**Excerpted records:**
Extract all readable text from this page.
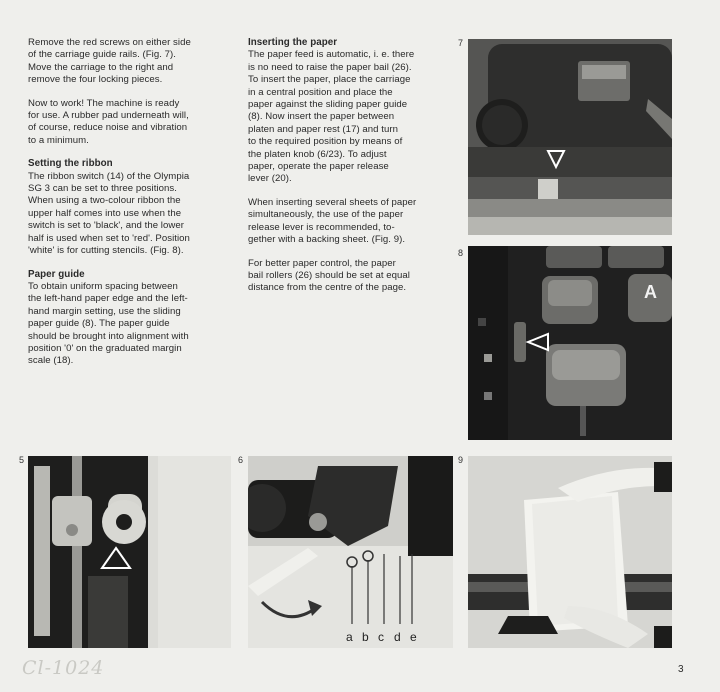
Remove the red screws on either side
of the carriage guide rails. (Fig. 7).
Move the carriage to the right and
remove the four locking pieces.

Now to work! The machine is ready
for use. A rubber pad underneath will,
of course, reduce noise and vibration
to a minimum.

Setting the ribbon

The ribbon switch (14) of the Olympia
SG 3 can be set to three positions.
When using a two-colour ribbon the
upper half comes into use when the
switch is set to 'black', and the lower
half is used when set to 'red'. Position
'white' is for cutting stencils. (Fig. 8).

Paper guide

To obtain uniform spacing between
the left-hand paper edge and the left-
hand margin setting, use the sliding
paper guide (8). The paper guide
should be brought into alignment with
position '0' on the graduated margin
scale (18).

Inserting the paper

The paper feed is automatic, i. e. there
is no need to raise the paper bail (26).
To insert the paper, place the carriage
in a central position and place the
paper against the sliding paper guide
(8). Now insert the paper between
platen and paper rest (17) and turn
to the required position by means of
the platen knob (6/23). To adjust
paper, operate the paper release
lever (20).

When inserting several sheets of paper
simultaneously, the use of the paper
release lever is recommended, to-
gether with a backing sheet. (Fig. 9).

For better paper control, the paper
bail rollers (26) should be set at equal
distance from the centre of the page.

7
8
A
5	6
a b c d e
9
Cl-1024	3
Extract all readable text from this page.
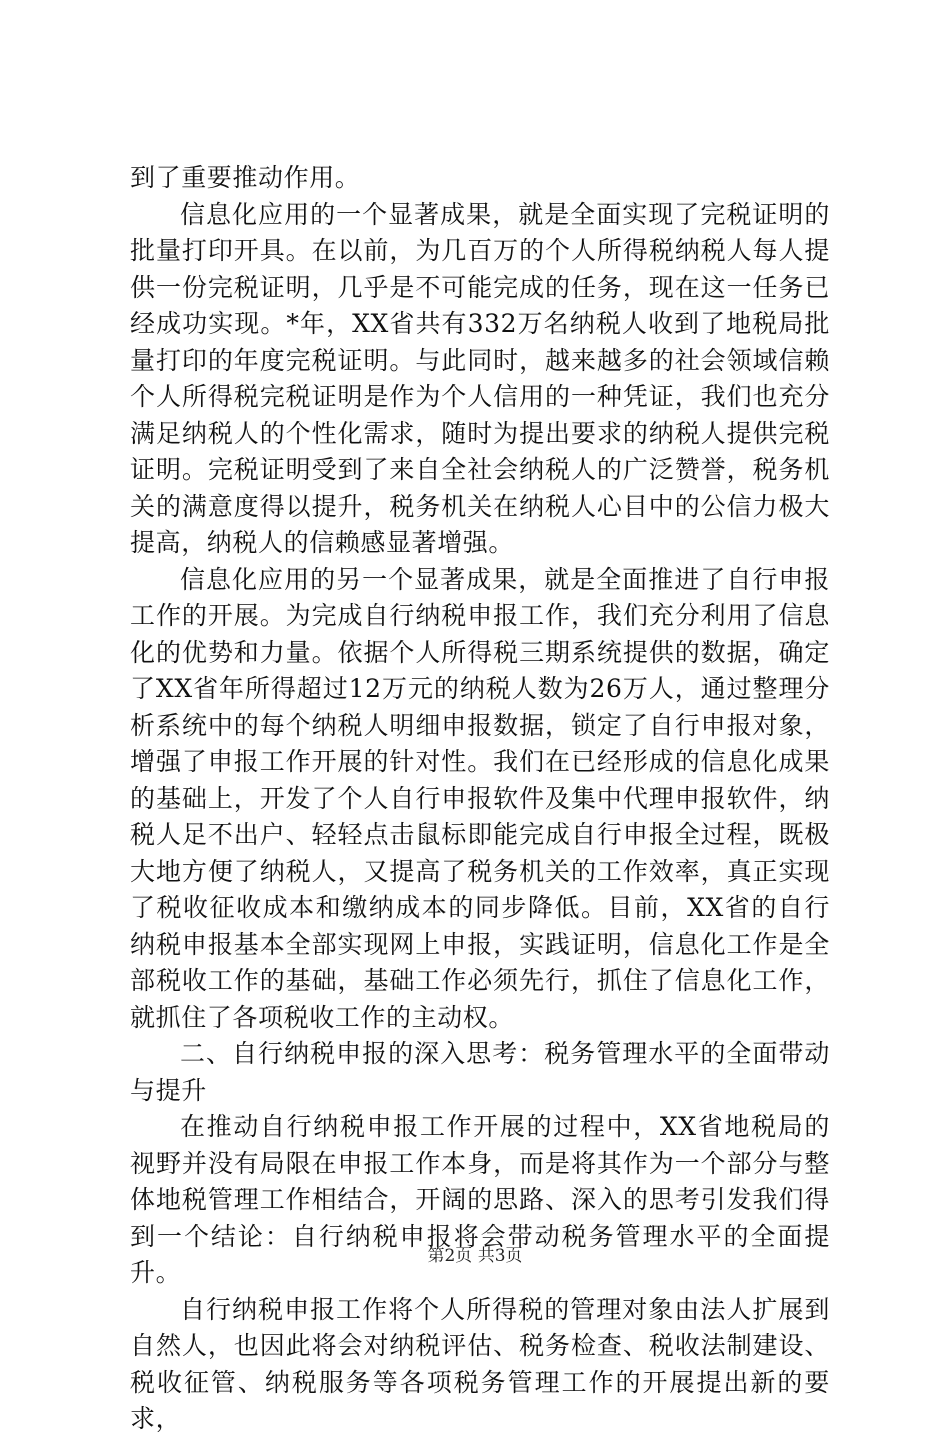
到了重要推动作用。

信息化应用的一个显著成果，就是全面实现了完税证明的批量打印开具。在以前，为几百万的个人所得税纳税人每人提供一份完税证明，几乎是不可能完成的任务，现在这一任务已经成功实现。*年，XX省共有332万名纳税人收到了地税局批量打印的年度完税证明。与此同时，越来越多的社会领域信赖个人所得税完税证明是作为个人信用的一种凭证，我们也充分满足纳税人的个性化需求，随时为提出要求的纳税人提供完税证明。完税证明受到了来自全社会纳税人的广泛赞誉，税务机关的满意度得以提升，税务机关在纳税人心目中的公信力极大提高，纳税人的信赖感显著增强。

信息化应用的另一个显著成果，就是全面推进了自行申报工作的开展。为完成自行纳税申报工作，我们充分利用了信息化的优势和力量。依据个人所得税三期系统提供的数据，确定了XX省年所得超过12万元的纳税人数为26万人，通过整理分析系统中的每个纳税人明细申报数据，锁定了自行申报对象，增强了申报工作开展的针对性。我们在已经形成的信息化成果的基础上，开发了个人自行申报软件及集中代理申报软件，纳税人足不出户、轻轻点击鼠标即能完成自行申报全过程，既极大地方便了纳税人，又提高了税务机关的工作效率，真正实现了税收征收成本和缴纳成本的同步降低。目前，XX省的自行纳税申报基本全部实现网上申报，实践证明，信息化工作是全部税收工作的基础，基础工作必须先行，抓住了信息化工作，就抓住了各项税收工作的主动权。

二、自行纳税申报的深入思考：税务管理水平的全面带动与提升

在推动自行纳税申报工作开展的过程中，XX省地税局的视野并没有局限在申报工作本身，而是将其作为一个部分与整体地税管理工作相结合，开阔的思路、深入的思考引发我们得到一个结论：自行纳税申报将会带动税务管理水平的全面提升。

自行纳税申报工作将个人所得税的管理对象由法人扩展到自然人，也因此将会对纳税评估、税务检查、税收法制建设、税收征管、纳税服务等各项税务管理工作的开展提出新的要求，

第2页 共3页
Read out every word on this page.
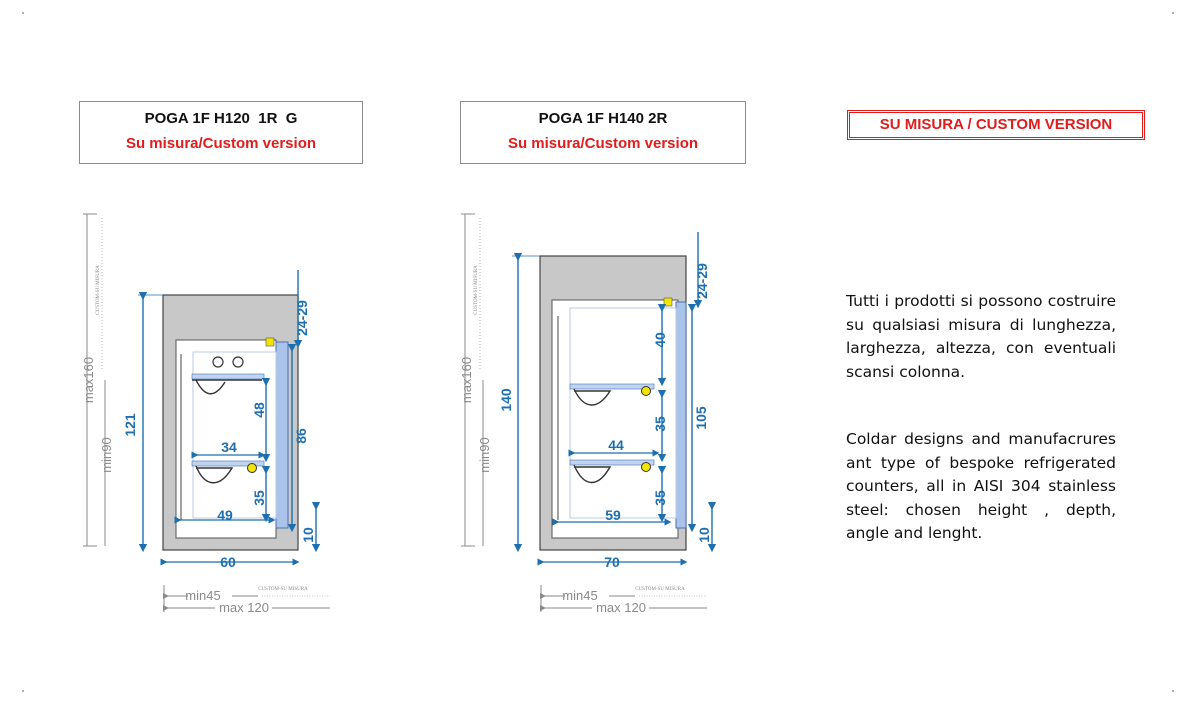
POGA 1F H120  1R  G
Su misura/Custom version
POGA 1F H140 2R
Su misura/Custom version
SU MISURA / CUSTOM VERSION
Tutti i prodotti si possono costruire su qualsiasi misura di lunghezza, larghezza, altezza, con eventuali scansi colonna.
Coldar designs and manufacrures ant type of bespoke refrigerated counters, all in AISI 304 stainless steel: chosen height , depth, angle and lenght.
121
24-29
48
86
35
10
34
49
60
max160
min90
CUSTOM-SU MISURA
min45	CUSTOM-SU MISURA
max 120
140
24-29
40
35
35
105
10
44
59
70
max160
min90
CUSTOM-SU MISURA
min45	CUSTOM-SU MISURA
max 120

**Brief:** Output the material word for word, omitting its pictures.

**Written response:**
Extract all readable text from this page.
Remove the red screws on either side
of the carriage guide rails. (Fig. 7).
Move the carriage to the right and
remove the four locking pieces.

Now to work! The machine is ready
for use. A rubber pad underneath will,
of course, reduce noise and vibration
to a minimum.

Setting the ribbon

The ribbon switch (14) of the Olympia
SG 3 can be set to three positions.
When using a two-colour ribbon the
upper half comes into use when the
switch is set to 'black', and the lower
half is used when set to 'red'. Position
'white' is for cutting stencils. (Fig. 8).

Paper guide

To obtain uniform spacing between
the left-hand paper edge and the left-
hand margin setting, use the sliding
paper guide (8). The paper guide
should be brought into alignment with
position '0' on the graduated margin
scale (18).

Inserting the paper

The paper feed is automatic, i. e. there
is no need to raise the paper bail (26).
To insert the paper, place the carriage
in a central position and place the
paper against the sliding paper guide
(8). Now insert the paper between
platen and paper rest (17) and turn
to the required position by means of
the platen knob (6/23). To adjust
paper, operate the paper release
lever (20).

When inserting several sheets of paper
simultaneously, the use of the paper
release lever is recommended, to-
gether with a backing sheet. (Fig. 9).

For better paper control, the paper
bail rollers (26) should be set at equal
distance from the centre of the page.

7
8
A
5	6
a b c d e
9
Cl-1024	3
Extract all readable text from this page.
到了重要推动作用。

信息化应用的一个显著成果，就是全面实现了完税证明的批量打印开具。在以前，为几百万的个人所得税纳税人每人提供一份完税证明，几乎是不可能完成的任务，现在这一任务已经成功实现。*年，XX省共有332万名纳税人收到了地税局批量打印的年度完税证明。与此同时，越来越多的社会领域信赖个人所得税完税证明是作为个人信用的一种凭证，我们也充分满足纳税人的个性化需求，随时为提出要求的纳税人提供完税证明。完税证明受到了来自全社会纳税人的广泛赞誉，税务机关的满意度得以提升，税务机关在纳税人心目中的公信力极大提高，纳税人的信赖感显著增强。

信息化应用的另一个显著成果，就是全面推进了自行申报工作的开展。为完成自行纳税申报工作，我们充分利用了信息化的优势和力量。依据个人所得税三期系统提供的数据，确定了XX省年所得超过12万元的纳税人数为26万人，通过整理分析系统中的每个纳税人明细申报数据，锁定了自行申报对象，增强了申报工作开展的针对性。我们在已经形成的信息化成果的基础上，开发了个人自行申报软件及集中代理申报软件，纳税人足不出户、轻轻点击鼠标即能完成自行申报全过程，既极大地方便了纳税人，又提高了税务机关的工作效率，真正实现了税收征收成本和缴纳成本的同步降低。目前，XX省的自行纳税申报基本全部实现网上申报，实践证明，信息化工作是全部税收工作的基础，基础工作必须先行，抓住了信息化工作，就抓住了各项税收工作的主动权。

二、自行纳税申报的深入思考：税务管理水平的全面带动与提升

在推动自行纳税申报工作开展的过程中，XX省地税局的视野并没有局限在申报工作本身，而是将其作为一个部分与整体地税管理工作相结合，开阔的思路、深入的思考引发我们得到一个结论：自行纳税申报将会带动税务管理水平的全面提升。

自行纳税申报工作将个人所得税的管理对象由法人扩展到自然人，也因此将会对纳税评估、税务检查、税收法制建设、税收征管、纳税服务等各项税务管理工作的开展提出新的要求，

第2页 共3页
Read out every word on this page.
POGA 1F H120  1R  G
Su misura/Custom version
POGA 1F H140 2R
Su misura/Custom version
SU MISURA / CUSTOM VERSION
Tutti i prodotti si possono costruire su qualsiasi misura di lunghezza, larghezza, altezza, con eventuali scansi colonna.
Coldar designs and manufacrures ant type of bespoke refrigerated counters, all in AISI 304 stainless steel: chosen height , depth, angle and lenght.
121
24-29
48
86
35
10
34
49
60
max160
min90
CUSTOM-SU MISURA
min45	CUSTOM-SU MISURA
max 120
140
24-29
40
35
35
105
10
44
59
70
max160
min90
CUSTOM-SU MISURA
min45	CUSTOM-SU MISURA
max 120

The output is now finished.